▶ **AIM OF THE EXERCISE**: Which lines of the records below contain the string "talgrupperna"? Report each of them.

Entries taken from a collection
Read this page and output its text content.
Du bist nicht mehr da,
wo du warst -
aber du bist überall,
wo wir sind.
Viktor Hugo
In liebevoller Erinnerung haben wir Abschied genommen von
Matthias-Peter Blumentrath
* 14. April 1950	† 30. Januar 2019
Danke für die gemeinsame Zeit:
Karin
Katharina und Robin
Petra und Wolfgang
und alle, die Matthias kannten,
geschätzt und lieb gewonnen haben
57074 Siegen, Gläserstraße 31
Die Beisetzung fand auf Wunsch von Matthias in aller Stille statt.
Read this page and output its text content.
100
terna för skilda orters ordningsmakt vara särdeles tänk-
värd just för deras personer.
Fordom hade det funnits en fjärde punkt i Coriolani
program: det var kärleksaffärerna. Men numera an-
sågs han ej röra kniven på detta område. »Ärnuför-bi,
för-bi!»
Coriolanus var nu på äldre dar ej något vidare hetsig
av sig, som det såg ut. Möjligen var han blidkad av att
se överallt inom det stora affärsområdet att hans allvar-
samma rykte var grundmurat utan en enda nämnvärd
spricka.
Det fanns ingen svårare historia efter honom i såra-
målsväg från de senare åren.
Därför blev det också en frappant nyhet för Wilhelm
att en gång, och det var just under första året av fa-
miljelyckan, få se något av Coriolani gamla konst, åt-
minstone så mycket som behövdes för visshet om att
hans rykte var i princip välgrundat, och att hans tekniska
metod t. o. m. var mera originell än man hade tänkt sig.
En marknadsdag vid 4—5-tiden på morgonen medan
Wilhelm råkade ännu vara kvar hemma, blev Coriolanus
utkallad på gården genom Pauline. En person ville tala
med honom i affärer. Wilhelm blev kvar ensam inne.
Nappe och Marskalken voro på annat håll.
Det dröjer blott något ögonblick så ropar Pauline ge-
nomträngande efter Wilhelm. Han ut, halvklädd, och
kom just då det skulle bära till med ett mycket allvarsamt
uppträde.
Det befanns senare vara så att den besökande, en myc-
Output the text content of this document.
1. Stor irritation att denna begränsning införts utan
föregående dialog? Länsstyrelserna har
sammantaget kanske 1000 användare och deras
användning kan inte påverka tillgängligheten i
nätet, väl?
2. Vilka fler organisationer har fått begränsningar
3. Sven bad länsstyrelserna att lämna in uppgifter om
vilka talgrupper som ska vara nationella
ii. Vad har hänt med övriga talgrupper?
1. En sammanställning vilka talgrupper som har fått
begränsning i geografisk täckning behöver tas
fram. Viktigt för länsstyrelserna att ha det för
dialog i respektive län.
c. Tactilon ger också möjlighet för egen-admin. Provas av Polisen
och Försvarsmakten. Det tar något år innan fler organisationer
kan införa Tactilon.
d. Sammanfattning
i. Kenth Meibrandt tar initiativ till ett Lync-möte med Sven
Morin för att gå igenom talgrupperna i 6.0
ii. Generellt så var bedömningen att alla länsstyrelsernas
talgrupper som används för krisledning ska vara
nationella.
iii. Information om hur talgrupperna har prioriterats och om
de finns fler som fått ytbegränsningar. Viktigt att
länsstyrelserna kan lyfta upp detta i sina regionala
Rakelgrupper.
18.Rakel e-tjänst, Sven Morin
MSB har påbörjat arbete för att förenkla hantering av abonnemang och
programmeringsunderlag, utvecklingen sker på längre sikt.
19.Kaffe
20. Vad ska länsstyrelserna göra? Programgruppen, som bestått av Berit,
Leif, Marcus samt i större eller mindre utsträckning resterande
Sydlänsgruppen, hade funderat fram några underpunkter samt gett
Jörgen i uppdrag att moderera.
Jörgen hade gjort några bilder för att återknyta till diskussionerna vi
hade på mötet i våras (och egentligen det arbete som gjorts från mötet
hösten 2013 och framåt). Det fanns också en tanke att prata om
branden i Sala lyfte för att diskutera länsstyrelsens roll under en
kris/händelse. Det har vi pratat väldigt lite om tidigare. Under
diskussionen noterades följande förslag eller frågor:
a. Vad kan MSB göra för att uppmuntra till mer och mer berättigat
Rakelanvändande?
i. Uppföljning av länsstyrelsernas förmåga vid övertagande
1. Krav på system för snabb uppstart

▶ **ANSWER SECTION**:
Morin för att gå igenom talgrupperna i 6.0
iii. Information om hur talgrupperna har prioriterats och om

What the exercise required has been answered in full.